• DO THIS:
Copy the data exactly; pictures stay out of the copy.

## begin RECORDS

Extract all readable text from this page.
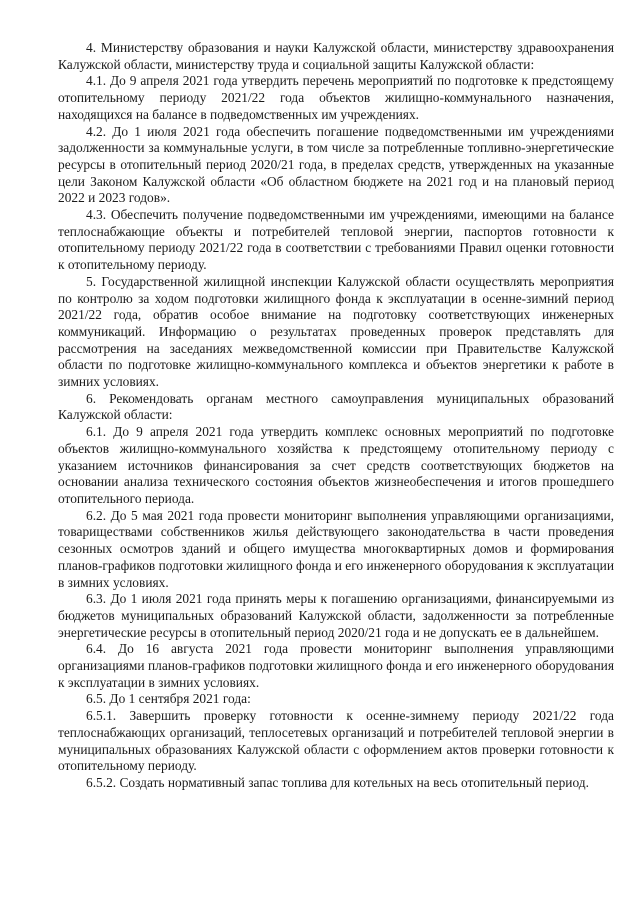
4. Министерству образования и науки Калужской области, министерству здравоохранения Калужской области, министерству труда и социальной защиты Калужской области:

4.1. До 9 апреля 2021 года утвердить перечень мероприятий по подготовке к предстоящему отопительному периоду 2021/22 года объектов жилищно-коммунального назначения, находящихся на балансе в подведомственных им учреждениях.

4.2. До 1 июля 2021 года обеспечить погашение подведомственными им учреждениями задолженности за коммунальные услуги, в том числе за потребленные топливно-энергетические ресурсы в отопительный период 2020/21 года, в пределах средств, утвержденных на указанные цели Законом Калужской области «Об областном бюджете на 2021 год и на плановый период 2022 и 2023 годов».

4.3. Обеспечить получение подведомственными им учреждениями, имеющими на балансе теплоснабжающие объекты и потребителей тепловой энергии, паспортов готовности к отопительному периоду 2021/22 года в соответствии с требованиями Правил оценки готовности к отопительному периоду.

5. Государственной жилищной инспекции Калужской области осуществлять мероприятия по контролю за ходом подготовки жилищного фонда к эксплуатации в осенне-зимний период 2021/22 года, обратив особое внимание на подготовку соответствующих инженерных коммуникаций. Информацию о результатах проведенных проверок представлять для рассмотрения на заседаниях межведомственной комиссии при Правительстве Калужской области по подготовке жилищно-коммунального комплекса и объектов энергетики к работе в зимних условиях.

6. Рекомендовать органам местного самоуправления муниципальных образований Калужской области:

6.1. До 9 апреля 2021 года утвердить комплекс основных мероприятий по подготовке объектов жилищно-коммунального хозяйства к предстоящему отопительному периоду с указанием источников финансирования за счет средств соответствующих бюджетов на основании анализа технического состояния объектов жизнеобеспечения и итогов прошедшего отопительного периода.

6.2. До 5 мая 2021 года провести мониторинг выполнения управляющими организациями, товариществами собственников жилья действующего законодательства в части проведения сезонных осмотров зданий и общего имущества многоквартирных домов и формирования планов-графиков подготовки жилищного фонда и его инженерного оборудования к эксплуатации в зимних условиях.

6.3. До 1 июля 2021 года принять меры к погашению организациями, финансируемыми из бюджетов муниципальных образований Калужской области, задолженности за потребленные энергетические ресурсы в отопительный период 2020/21 года и не допускать ее в дальнейшем.

6.4. До 16 августа 2021 года провести мониторинг выполнения управляющими организациями планов-графиков подготовки жилищного фонда и его инженерного оборудования к эксплуатации в зимних условиях.

6.5. До 1 сентября 2021 года:

6.5.1. Завершить проверку готовности к осенне-зимнему периоду 2021/22 года теплоснабжающих организаций, теплосетевых организаций и потребителей тепловой энергии в муниципальных образованиях Калужской области с оформлением актов проверки готовности к отопительному периоду.

6.5.2. Создать нормативный запас топлива для котельных на весь отопительный период.
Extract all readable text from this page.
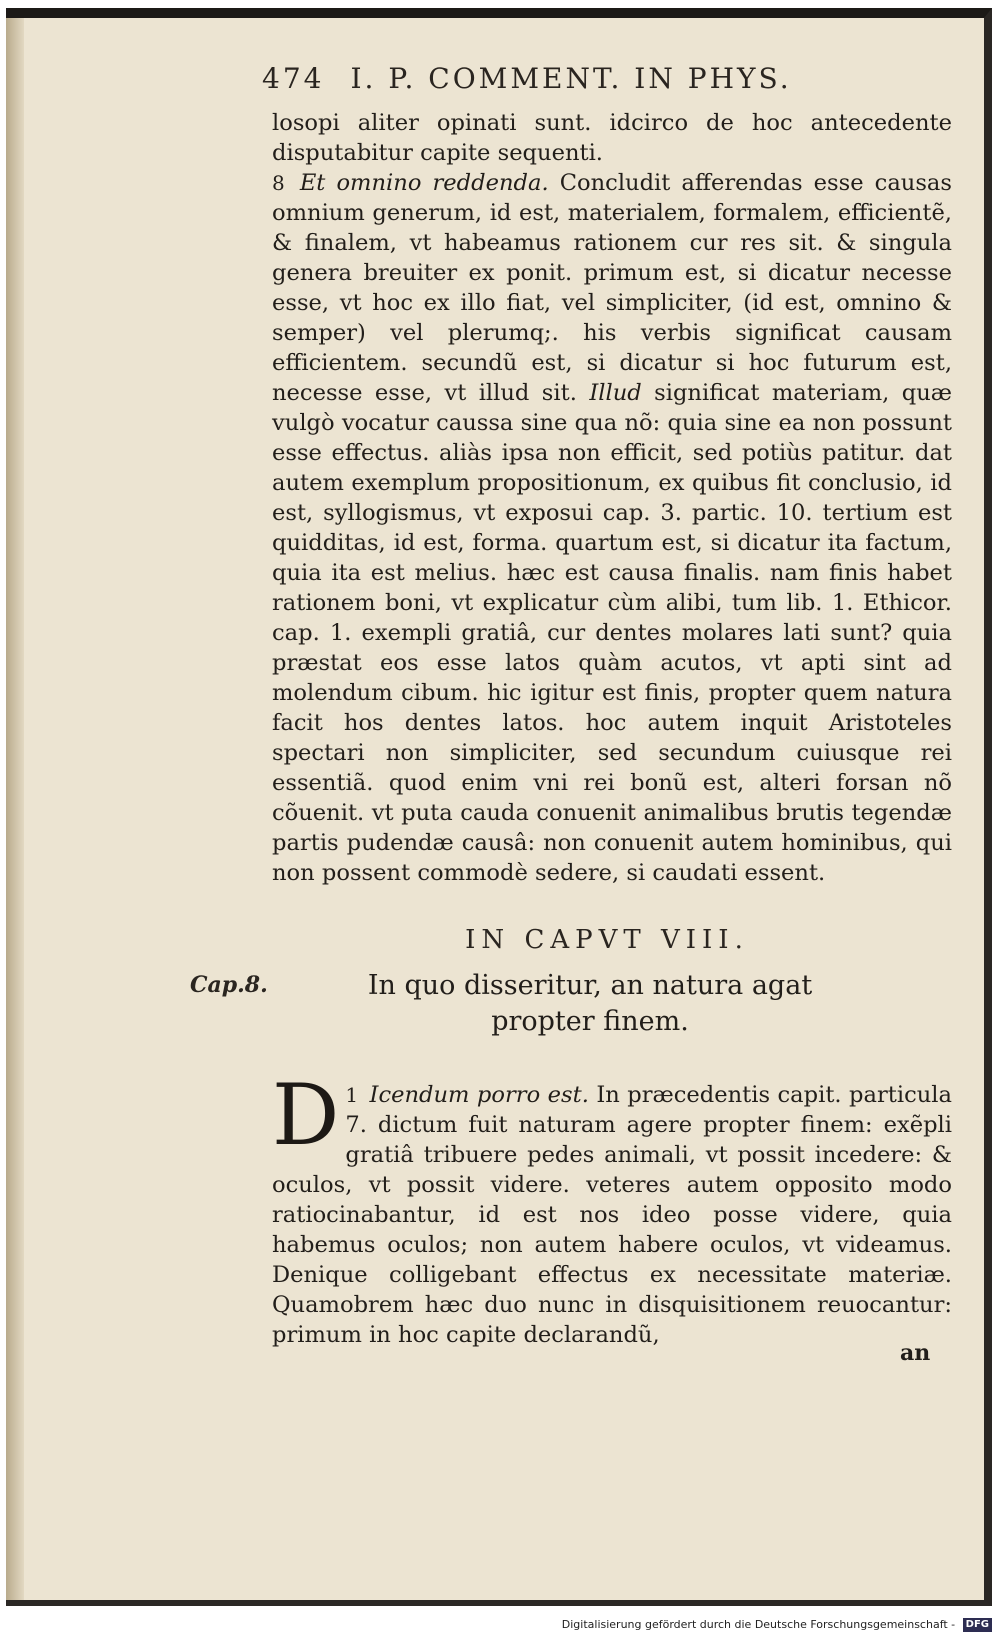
474 I. P. COMMENT. IN PHYS.

losopi aliter opinati sunt. idcirco de hoc antecedente disputabitur capite sequenti.

8 Et omnino reddenda. Concludit afferendas esse causas omnium generum, id est, materialem, formalem, efficientẽ, & finalem, vt habeamus rationem cur res sit. & singula genera breuiter ex ponit. primum est, si dicatur necesse esse, vt hoc ex illo fiat, vel simpliciter, (id est, omnino & semper) vel plerumq;. his verbis significat causam efficientem. secundũ est, si dicatur si hoc futurum est, necesse esse, vt illud sit. Illud significat materiam, quæ vulgò vocatur caussa sine qua nõ: quia sine ea non possunt esse effectus. aliàs ipsa non efficit, sed potiùs patitur. dat autem exemplum propositionum, ex quibus fit conclusio, id est, syllogismus, vt exposui cap. 3. partic. 10. tertium est quidditas, id est, forma. quartum est, si dicatur ita factum, quia ita est melius. hæc est causa finalis. nam finis habet rationem boni, vt explicatur cùm alibi, tum lib. 1. Ethicor. cap. 1. exempli gratiâ, cur dentes molares lati sunt? quia præstat eos esse latos quàm acutos, vt apti sint ad molendum cibum. hic igitur est finis, propter quem natura facit hos dentes latos. hoc autem inquit Aristoteles spectari non simpliciter, sed secundum cuiusque rei essentiã. quod enim vni rei bonũ est, alteri forsan nõ cõuenit. vt puta cauda conuenit animalibus brutis tegendæ partis pudendæ causâ: non conuenit autem hominibus, qui non possent commodè sedere, si caudati essent.

IN CAPVT VIII.
Cap.8.	In quo disseritur, an natura agat propter finem.

1
D Icendum porro est. In præcedentis capit. particula 7. dictum fuit naturam agere propter finem: exẽpli gratiâ tribuere pedes animali, vt possit incedere: & oculos, vt possit videre. veteres autem opposito modo ratiocinabantur, id est nos ideo posse videre, quia habemus oculos; non autem habere oculos, vt videamus. Denique colligebant effectus ex necessitate materiæ. Quamobrem hæc duo nunc in disquisitionem reuocantur: primum in hoc capite declarandũ,

an
Digitalisierung gefördert durch die Deutsche Forschungsgemeinschaft - DFG
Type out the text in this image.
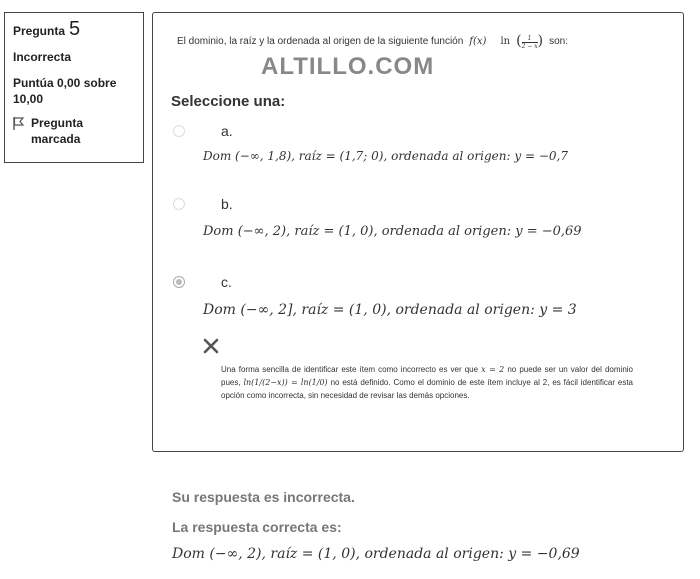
Pregunta 5
Incorrecta
Puntúa 0,00 sobre 10,00
Pregunta marcada
El dominio, la raíz y la ordenada al origen de la siguiente función f(x) ln ( $\frac{1}{2 - x}$ ) son:
ALTILLO.COM
Seleccione una:
a.
Dom (−∞, 1,8), raíz = (1,7; 0), ordenada al origen: y = −0,7
b.
Dom (−∞, 2), raíz = (1, 0), ordenada al origen: y = −0,69
c.
Dom (−∞, 2], raíz = (1, 0), ordenada al origen: y = 3
Una forma sencilla de identificar este ítem como incorrecto es ver que x = 2 no puede ser un valor del dominio pues, ln(1/(2−x)) = ln(1/0) no está definido. Como el dominio de este ítem incluye al 2, es fácil identificar esta opción como incorrecta, sin necesidad de revisar las demás opciones.
Su respuesta es incorrecta.
La respuesta correcta es:
Dom (−∞, 2), raíz = (1, 0), ordenada al origen: y = −0,69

## end RECORDS

• TASK RESULT:
Extract all readable text from this page.
4. Министерству образования и науки Калужской области, министерству здравоохранения Калужской области, министерству труда и социальной защиты Калужской области:

4.1. До 9 апреля 2021 года утвердить перечень мероприятий по подготовке к предстоящему отопительному периоду 2021/22 года объектов жилищно-коммунального назначения, находящихся на балансе в подведомственных им учреждениях.

4.2. До 1 июля 2021 года обеспечить погашение подведомственными им учреждениями задолженности за коммунальные услуги, в том числе за потребленные топливно-энергетические ресурсы в отопительный период 2020/21 года, в пределах средств, утвержденных на указанные цели Законом Калужской области «Об областном бюджете на 2021 год и на плановый период 2022 и 2023 годов».

4.3. Обеспечить получение подведомственными им учреждениями, имеющими на балансе теплоснабжающие объекты и потребителей тепловой энергии, паспортов готовности к отопительному периоду 2021/22 года в соответствии с требованиями Правил оценки готовности к отопительному периоду.

5. Государственной жилищной инспекции Калужской области осуществлять мероприятия по контролю за ходом подготовки жилищного фонда к эксплуатации в осенне-зимний период 2021/22 года, обратив особое внимание на подготовку соответствующих инженерных коммуникаций. Информацию о результатах проведенных проверок представлять для рассмотрения на заседаниях межведомственной комиссии при Правительстве Калужской области по подготовке жилищно-коммунального комплекса и объектов энергетики к работе в зимних условиях.

6. Рекомендовать органам местного самоуправления муниципальных образований Калужской области:

6.1. До 9 апреля 2021 года утвердить комплекс основных мероприятий по подготовке объектов жилищно-коммунального хозяйства к предстоящему отопительному периоду с указанием источников финансирования за счет средств соответствующих бюджетов на основании анализа технического состояния объектов жизнеобеспечения и итогов прошедшего отопительного периода.

6.2. До 5 мая 2021 года провести мониторинг выполнения управляющими организациями, товариществами собственников жилья действующего законодательства в части проведения сезонных осмотров зданий и общего имущества многоквартирных домов и формирования планов-графиков подготовки жилищного фонда и его инженерного оборудования к эксплуатации в зимних условиях.

6.3. До 1 июля 2021 года принять меры к погашению организациями, финансируемыми из бюджетов муниципальных образований Калужской области, задолженности за потребленные энергетические ресурсы в отопительный период 2020/21 года и не допускать ее в дальнейшем.

6.4. До 16 августа 2021 года провести мониторинг выполнения управляющими организациями планов-графиков подготовки жилищного фонда и его инженерного оборудования к эксплуатации в зимних условиях.

6.5. До 1 сентября 2021 года:

6.5.1. Завершить проверку готовности к осенне-зимнему периоду 2021/22 года теплоснабжающих организаций, теплосетевых организаций и потребителей тепловой энергии в муниципальных образованиях Калужской области с оформлением актов проверки готовности к отопительному периоду.

6.5.2. Создать нормативный запас топлива для котельных на весь отопительный период.
Extract all readable text from this page.
474 I. P. COMMENT. IN PHYS.

losopi aliter opinati sunt. idcirco de hoc antecedente disputabitur capite sequenti.

8 Et omnino reddenda. Concludit afferendas esse causas omnium generum, id est, materialem, formalem, efficientẽ, & finalem, vt habeamus rationem cur res sit. & singula genera breuiter ex ponit. primum est, si dicatur necesse esse, vt hoc ex illo fiat, vel simpliciter, (id est, omnino & semper) vel plerumq;. his verbis significat causam efficientem. secundũ est, si dicatur si hoc futurum est, necesse esse, vt illud sit. Illud significat materiam, quæ vulgò vocatur caussa sine qua nõ: quia sine ea non possunt esse effectus. aliàs ipsa non efficit, sed potiùs patitur. dat autem exemplum propositionum, ex quibus fit conclusio, id est, syllogismus, vt exposui cap. 3. partic. 10. tertium est quidditas, id est, forma. quartum est, si dicatur ita factum, quia ita est melius. hæc est causa finalis. nam finis habet rationem boni, vt explicatur cùm alibi, tum lib. 1. Ethicor. cap. 1. exempli gratiâ, cur dentes molares lati sunt? quia præstat eos esse latos quàm acutos, vt apti sint ad molendum cibum. hic igitur est finis, propter quem natura facit hos dentes latos. hoc autem inquit Aristoteles spectari non simpliciter, sed secundum cuiusque rei essentiã. quod enim vni rei bonũ est, alteri forsan nõ cõuenit. vt puta cauda conuenit animalibus brutis tegendæ partis pudendæ causâ: non conuenit autem hominibus, qui non possent commodè sedere, si caudati essent.

IN CAPVT VIII.
Cap.8.	In quo disseritur, an natura agat propter finem.

1
D Icendum porro est. In præcedentis capit. particula 7. dictum fuit naturam agere propter finem: exẽpli gratiâ tribuere pedes animali, vt possit incedere: & oculos, vt possit videre. veteres autem opposito modo ratiocinabantur, id est nos ideo posse videre, quia habemus oculos; non autem habere oculos, vt videamus. Denique colligebant effectus ex necessitate materiæ. Quamobrem hæc duo nunc in disquisitionem reuocantur: primum in hoc capite declarandũ,

an
Digitalisierung gefördert durch die Deutsche Forschungsgemeinschaft - DFG
Type out the text in this image.
Pregunta 5
Incorrecta
Puntúa 0,00 sobre 10,00
Pregunta marcada
El dominio, la raíz y la ordenada al origen de la siguiente función f(x) ln ( $\frac{1}{2 - x}$ ) son:
ALTILLO.COM
Seleccione una:
a.
Dom (−∞, 1,8), raíz = (1,7; 0), ordenada al origen: y = −0,7
b.
Dom (−∞, 2), raíz = (1, 0), ordenada al origen: y = −0,69
c.
Dom (−∞, 2], raíz = (1, 0), ordenada al origen: y = 3
Una forma sencilla de identificar este ítem como incorrecto es ver que x = 2 no puede ser un valor del dominio pues, ln(1/(2−x)) = ln(1/0) no está definido. Como el dominio de este ítem incluye al 2, es fácil identificar esta opción como incorrecta, sin necesidad de revisar las demás opciones.
Su respuesta es incorrecta.
La respuesta correcta es:
Dom (−∞, 2), raíz = (1, 0), ordenada al origen: y = −0,69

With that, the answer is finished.